---------- Task inputs ----------

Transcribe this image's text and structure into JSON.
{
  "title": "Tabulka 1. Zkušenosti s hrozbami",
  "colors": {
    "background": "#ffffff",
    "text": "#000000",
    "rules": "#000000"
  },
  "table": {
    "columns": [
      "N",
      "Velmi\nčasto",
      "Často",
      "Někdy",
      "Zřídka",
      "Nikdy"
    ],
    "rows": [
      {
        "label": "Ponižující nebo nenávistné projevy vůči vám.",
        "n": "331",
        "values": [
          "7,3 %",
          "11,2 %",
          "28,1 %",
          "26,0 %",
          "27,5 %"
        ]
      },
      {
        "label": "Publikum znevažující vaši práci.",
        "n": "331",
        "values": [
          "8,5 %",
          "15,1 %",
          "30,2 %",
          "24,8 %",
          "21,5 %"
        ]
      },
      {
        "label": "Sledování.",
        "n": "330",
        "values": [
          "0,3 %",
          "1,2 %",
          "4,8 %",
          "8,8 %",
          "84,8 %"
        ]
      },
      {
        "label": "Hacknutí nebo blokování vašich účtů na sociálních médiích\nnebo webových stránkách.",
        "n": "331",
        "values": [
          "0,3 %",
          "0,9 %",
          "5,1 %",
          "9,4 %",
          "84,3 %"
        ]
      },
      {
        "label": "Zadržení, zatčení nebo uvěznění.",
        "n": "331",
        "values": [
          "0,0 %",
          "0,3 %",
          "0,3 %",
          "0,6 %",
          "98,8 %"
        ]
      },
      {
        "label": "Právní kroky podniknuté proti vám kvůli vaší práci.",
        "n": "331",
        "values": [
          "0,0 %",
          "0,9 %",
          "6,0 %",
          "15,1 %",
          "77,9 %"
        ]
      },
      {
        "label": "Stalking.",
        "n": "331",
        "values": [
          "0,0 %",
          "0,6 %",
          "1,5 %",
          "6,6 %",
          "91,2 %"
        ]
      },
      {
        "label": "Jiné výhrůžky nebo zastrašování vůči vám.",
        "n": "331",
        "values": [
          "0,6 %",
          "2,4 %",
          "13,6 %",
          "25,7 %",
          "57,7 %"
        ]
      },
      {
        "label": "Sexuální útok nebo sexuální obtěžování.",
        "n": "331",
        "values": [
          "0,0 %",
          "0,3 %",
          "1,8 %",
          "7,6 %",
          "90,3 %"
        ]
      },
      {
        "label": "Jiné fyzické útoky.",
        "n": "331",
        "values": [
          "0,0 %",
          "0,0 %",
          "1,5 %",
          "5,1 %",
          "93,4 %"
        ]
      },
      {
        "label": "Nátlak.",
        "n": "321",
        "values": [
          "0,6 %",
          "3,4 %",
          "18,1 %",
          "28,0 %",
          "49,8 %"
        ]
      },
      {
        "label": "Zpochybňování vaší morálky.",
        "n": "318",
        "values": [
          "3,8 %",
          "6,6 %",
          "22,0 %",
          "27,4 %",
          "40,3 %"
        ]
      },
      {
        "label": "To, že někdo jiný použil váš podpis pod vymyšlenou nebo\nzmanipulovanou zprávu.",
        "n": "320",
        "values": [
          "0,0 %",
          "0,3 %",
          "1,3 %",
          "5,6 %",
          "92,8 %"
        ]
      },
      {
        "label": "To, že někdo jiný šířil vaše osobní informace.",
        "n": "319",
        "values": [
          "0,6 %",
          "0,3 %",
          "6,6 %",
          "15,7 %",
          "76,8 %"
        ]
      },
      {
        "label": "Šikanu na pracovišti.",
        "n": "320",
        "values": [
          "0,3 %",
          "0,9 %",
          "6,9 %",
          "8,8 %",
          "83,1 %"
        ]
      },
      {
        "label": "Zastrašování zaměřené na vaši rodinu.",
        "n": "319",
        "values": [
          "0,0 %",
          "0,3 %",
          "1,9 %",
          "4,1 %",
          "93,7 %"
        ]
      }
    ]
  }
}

----------

Your instructions: Go through the records above, find every line with the word "nebo", and list those lines.

Reply to the task:
        "label": "Ponižující nebo nenávistné projevy vůči vám.",
        "label": "Hacknutí nebo blokování vašich účtů na sociálních médiích\nnebo webových stránkách.",
        "label": "Zadržení, zatčení nebo uvěznění.",
        "label": "Jiné výhrůžky nebo zastrašování vůči vám.",
        "label": "Sexuální útok nebo sexuální obtěžování.",
        "label": "To, že někdo jiný použil váš podpis pod vymyšlenou nebo\nzmanipulovanou zprávu.",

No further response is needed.